_TO DO_: Repeat the listing in full, preserving every character.

_ITEMS_:
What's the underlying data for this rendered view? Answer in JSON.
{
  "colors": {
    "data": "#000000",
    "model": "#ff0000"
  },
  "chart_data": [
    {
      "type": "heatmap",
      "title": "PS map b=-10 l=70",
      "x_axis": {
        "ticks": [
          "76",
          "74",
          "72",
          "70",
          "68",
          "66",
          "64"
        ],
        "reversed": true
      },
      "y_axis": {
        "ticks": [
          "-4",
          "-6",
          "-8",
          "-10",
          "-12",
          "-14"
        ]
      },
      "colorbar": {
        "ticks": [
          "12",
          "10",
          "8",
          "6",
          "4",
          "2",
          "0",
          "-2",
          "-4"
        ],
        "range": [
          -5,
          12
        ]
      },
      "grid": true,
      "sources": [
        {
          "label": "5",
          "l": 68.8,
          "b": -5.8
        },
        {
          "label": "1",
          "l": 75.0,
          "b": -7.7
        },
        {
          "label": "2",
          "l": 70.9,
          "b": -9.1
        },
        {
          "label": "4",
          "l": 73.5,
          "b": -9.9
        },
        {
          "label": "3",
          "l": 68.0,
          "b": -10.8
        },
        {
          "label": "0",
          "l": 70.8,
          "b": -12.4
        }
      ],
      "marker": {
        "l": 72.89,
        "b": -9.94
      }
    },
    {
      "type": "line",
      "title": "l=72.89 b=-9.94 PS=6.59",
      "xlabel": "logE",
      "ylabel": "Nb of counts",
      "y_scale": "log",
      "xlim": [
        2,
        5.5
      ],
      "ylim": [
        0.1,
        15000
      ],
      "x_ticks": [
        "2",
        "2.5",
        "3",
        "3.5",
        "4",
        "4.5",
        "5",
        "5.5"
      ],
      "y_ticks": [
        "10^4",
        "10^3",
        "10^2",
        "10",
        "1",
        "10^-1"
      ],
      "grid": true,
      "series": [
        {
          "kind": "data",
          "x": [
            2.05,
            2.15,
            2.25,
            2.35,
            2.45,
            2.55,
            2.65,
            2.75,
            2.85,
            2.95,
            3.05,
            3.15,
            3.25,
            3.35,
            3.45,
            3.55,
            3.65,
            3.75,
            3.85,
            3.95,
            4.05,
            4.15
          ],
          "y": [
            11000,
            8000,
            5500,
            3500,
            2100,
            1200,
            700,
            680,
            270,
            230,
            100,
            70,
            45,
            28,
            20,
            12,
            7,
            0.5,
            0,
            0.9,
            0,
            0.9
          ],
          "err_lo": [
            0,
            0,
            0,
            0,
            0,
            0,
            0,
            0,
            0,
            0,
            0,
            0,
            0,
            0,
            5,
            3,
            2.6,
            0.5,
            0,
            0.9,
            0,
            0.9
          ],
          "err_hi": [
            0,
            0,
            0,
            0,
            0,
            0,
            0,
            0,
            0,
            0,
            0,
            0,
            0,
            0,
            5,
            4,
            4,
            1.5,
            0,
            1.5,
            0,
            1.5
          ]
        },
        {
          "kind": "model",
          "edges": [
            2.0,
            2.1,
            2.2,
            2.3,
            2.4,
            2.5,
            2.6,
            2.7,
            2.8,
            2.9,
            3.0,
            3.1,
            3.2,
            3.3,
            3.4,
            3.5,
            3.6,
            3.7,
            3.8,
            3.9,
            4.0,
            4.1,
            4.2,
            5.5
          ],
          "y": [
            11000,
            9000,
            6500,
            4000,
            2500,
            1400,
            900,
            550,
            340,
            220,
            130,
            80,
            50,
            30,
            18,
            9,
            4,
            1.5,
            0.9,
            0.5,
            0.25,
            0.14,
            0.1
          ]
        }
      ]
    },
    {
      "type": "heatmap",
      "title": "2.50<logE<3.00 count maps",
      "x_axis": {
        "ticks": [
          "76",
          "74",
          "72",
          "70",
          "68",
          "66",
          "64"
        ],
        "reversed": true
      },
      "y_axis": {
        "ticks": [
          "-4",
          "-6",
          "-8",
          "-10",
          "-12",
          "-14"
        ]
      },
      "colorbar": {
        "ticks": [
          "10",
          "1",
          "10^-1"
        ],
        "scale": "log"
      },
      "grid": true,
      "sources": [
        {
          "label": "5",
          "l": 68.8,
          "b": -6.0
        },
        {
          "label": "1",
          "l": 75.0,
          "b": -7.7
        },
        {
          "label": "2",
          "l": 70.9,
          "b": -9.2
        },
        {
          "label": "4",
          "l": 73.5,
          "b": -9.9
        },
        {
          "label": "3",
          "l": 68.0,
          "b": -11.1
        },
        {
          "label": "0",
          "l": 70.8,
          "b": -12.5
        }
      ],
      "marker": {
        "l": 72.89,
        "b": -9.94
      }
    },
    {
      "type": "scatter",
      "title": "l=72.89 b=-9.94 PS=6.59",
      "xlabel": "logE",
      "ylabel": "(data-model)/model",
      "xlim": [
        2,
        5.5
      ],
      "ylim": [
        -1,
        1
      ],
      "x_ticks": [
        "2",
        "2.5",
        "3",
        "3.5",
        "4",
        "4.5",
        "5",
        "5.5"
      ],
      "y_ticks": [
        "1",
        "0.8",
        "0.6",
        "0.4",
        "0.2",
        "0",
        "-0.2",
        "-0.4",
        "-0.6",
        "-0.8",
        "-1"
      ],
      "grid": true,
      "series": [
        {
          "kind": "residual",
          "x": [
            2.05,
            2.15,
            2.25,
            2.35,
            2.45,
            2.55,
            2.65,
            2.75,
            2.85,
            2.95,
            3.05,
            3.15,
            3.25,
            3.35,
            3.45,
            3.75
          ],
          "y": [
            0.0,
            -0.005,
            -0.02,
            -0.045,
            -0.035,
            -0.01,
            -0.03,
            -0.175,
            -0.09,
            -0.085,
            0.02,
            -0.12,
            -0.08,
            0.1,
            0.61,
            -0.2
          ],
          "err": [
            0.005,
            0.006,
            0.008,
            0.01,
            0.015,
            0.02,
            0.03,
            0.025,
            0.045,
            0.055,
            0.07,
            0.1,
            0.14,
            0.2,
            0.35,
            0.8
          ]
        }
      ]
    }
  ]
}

_CORRECT ANSWER_:
What's the underlying data for this rendered view? Answer in JSON.
{
  "colors": {
    "data": "#000000",
    "model": "#ff0000"
  },
  "chart_data": [
    {
      "type": "heatmap",
      "title": "PS map b=-10 l=70",
      "x_axis": {
        "ticks": [
          "76",
          "74",
          "72",
          "70",
          "68",
          "66",
          "64"
        ],
        "reversed": true
      },
      "y_axis": {
        "ticks": [
          "-4",
          "-6",
          "-8",
          "-10",
          "-12",
          "-14"
        ]
      },
      "colorbar": {
        "ticks": [
          "12",
          "10",
          "8",
          "6",
          "4",
          "2",
          "0",
          "-2",
          "-4"
        ],
        "range": [
          -5,
          12
        ]
      },
      "grid": true,
      "sources": [
        {
          "label": "5",
          "l": 68.8,
          "b": -5.8
        },
        {
          "label": "1",
          "l": 75.0,
          "b": -7.7
        },
        {
          "label": "2",
          "l": 70.9,
          "b": -9.1
        },
        {
          "label": "4",
          "l": 73.5,
          "b": -9.9
        },
        {
          "label": "3",
          "l": 68.0,
          "b": -10.8
        },
        {
          "label": "0",
          "l": 70.8,
          "b": -12.4
        }
      ],
      "marker": {
        "l": 72.89,
        "b": -9.94
      }
    },
    {
      "type": "line",
      "title": "l=72.89 b=-9.94 PS=6.59",
      "xlabel": "logE",
      "ylabel": "Nb of counts",
      "y_scale": "log",
      "xlim": [
        2,
        5.5
      ],
      "ylim": [
        0.1,
        15000
      ],
      "x_ticks": [
        "2",
        "2.5",
        "3",
        "3.5",
        "4",
        "4.5",
        "5",
        "5.5"
      ],
      "y_ticks": [
        "10^4",
        "10^3",
        "10^2",
        "10",
        "1",
        "10^-1"
      ],
      "grid": true,
      "series": [
        {
          "kind": "data",
          "x": [
            2.05,
            2.15,
            2.25,
            2.35,
            2.45,
            2.55,
            2.65,
            2.75,
            2.85,
            2.95,
            3.05,
            3.15,
            3.25,
            3.35,
            3.45,
            3.55,
            3.65,
            3.75,
            3.85,
            3.95,
            4.05,
            4.15
          ],
          "y": [
            11000,
            8000,
            5500,
            3500,
            2100,
            1200,
            700,
            680,
            270,
            230,
            100,
            70,
            45,
            28,
            20,
            12,
            7,
            0.5,
            0,
            0.9,
            0,
            0.9
          ],
          "err_lo": [
            0,
            0,
            0,
            0,
            0,
            0,
            0,
            0,
            0,
            0,
            0,
            0,
            0,
            0,
            5,
            3,
            2.6,
            0.5,
            0,
            0.9,
            0,
            0.9
          ],
          "err_hi": [
            0,
            0,
            0,
            0,
            0,
            0,
            0,
            0,
            0,
            0,
            0,
            0,
            0,
            0,
            5,
            4,
            4,
            1.5,
            0,
            1.5,
            0,
            1.5
          ]
        },
        {
          "kind": "model",
          "edges": [
            2.0,
            2.1,
            2.2,
            2.3,
            2.4,
            2.5,
            2.6,
            2.7,
            2.8,
            2.9,
            3.0,
            3.1,
            3.2,
            3.3,
            3.4,
            3.5,
            3.6,
            3.7,
            3.8,
            3.9,
            4.0,
            4.1,
            4.2,
            5.5
          ],
          "y": [
            11000,
            9000,
            6500,
            4000,
            2500,
            1400,
            900,
            550,
            340,
            220,
            130,
            80,
            50,
            30,
            18,
            9,
            4,
            1.5,
            0.9,
            0.5,
            0.25,
            0.14,
            0.1
          ]
        }
      ]
    },
    {
      "type": "heatmap",
      "title": "2.50<logE<3.00 count maps",
      "x_axis": {
        "ticks": [
          "76",
          "74",
          "72",
          "70",
          "68",
          "66",
          "64"
        ],
        "reversed": true
      },
      "y_axis": {
        "ticks": [
          "-4",
          "-6",
          "-8",
          "-10",
          "-12",
          "-14"
        ]
      },
      "colorbar": {
        "ticks": [
          "10",
          "1",
          "10^-1"
        ],
        "scale": "log"
      },
      "grid": true,
      "sources": [
        {
          "label": "5",
          "l": 68.8,
          "b": -6.0
        },
        {
          "label": "1",
          "l": 75.0,
          "b": -7.7
        },
        {
          "label": "2",
          "l": 70.9,
          "b": -9.2
        },
        {
          "label": "4",
          "l": 73.5,
          "b": -9.9
        },
        {
          "label": "3",
          "l": 68.0,
          "b": -11.1
        },
        {
          "label": "0",
          "l": 70.8,
          "b": -12.5
        }
      ],
      "marker": {
        "l": 72.89,
        "b": -9.94
      }
    },
    {
      "type": "scatter",
      "title": "l=72.89 b=-9.94 PS=6.59",
      "xlabel": "logE",
      "ylabel": "(data-model)/model",
      "xlim": [
        2,
        5.5
      ],
      "ylim": [
        -1,
        1
      ],
      "x_ticks": [
        "2",
        "2.5",
        "3",
        "3.5",
        "4",
        "4.5",
        "5",
        "5.5"
      ],
      "y_ticks": [
        "1",
        "0.8",
        "0.6",
        "0.4",
        "0.2",
        "0",
        "-0.2",
        "-0.4",
        "-0.6",
        "-0.8",
        "-1"
      ],
      "grid": true,
      "series": [
        {
          "kind": "residual",
          "x": [
            2.05,
            2.15,
            2.25,
            2.35,
            2.45,
            2.55,
            2.65,
            2.75,
            2.85,
            2.95,
            3.05,
            3.15,
            3.25,
            3.35,
            3.45,
            3.75
          ],
          "y": [
            0.0,
            -0.005,
            -0.02,
            -0.045,
            -0.035,
            -0.01,
            -0.03,
            -0.175,
            -0.09,
            -0.085,
            0.02,
            -0.12,
            -0.08,
            0.1,
            0.61,
            -0.2
          ],
          "err": [
            0.005,
            0.006,
            0.008,
            0.01,
            0.015,
            0.02,
            0.03,
            0.025,
            0.045,
            0.055,
            0.07,
            0.1,
            0.14,
            0.2,
            0.35,
            0.8
          ]
        }
      ]
    }
  ]
}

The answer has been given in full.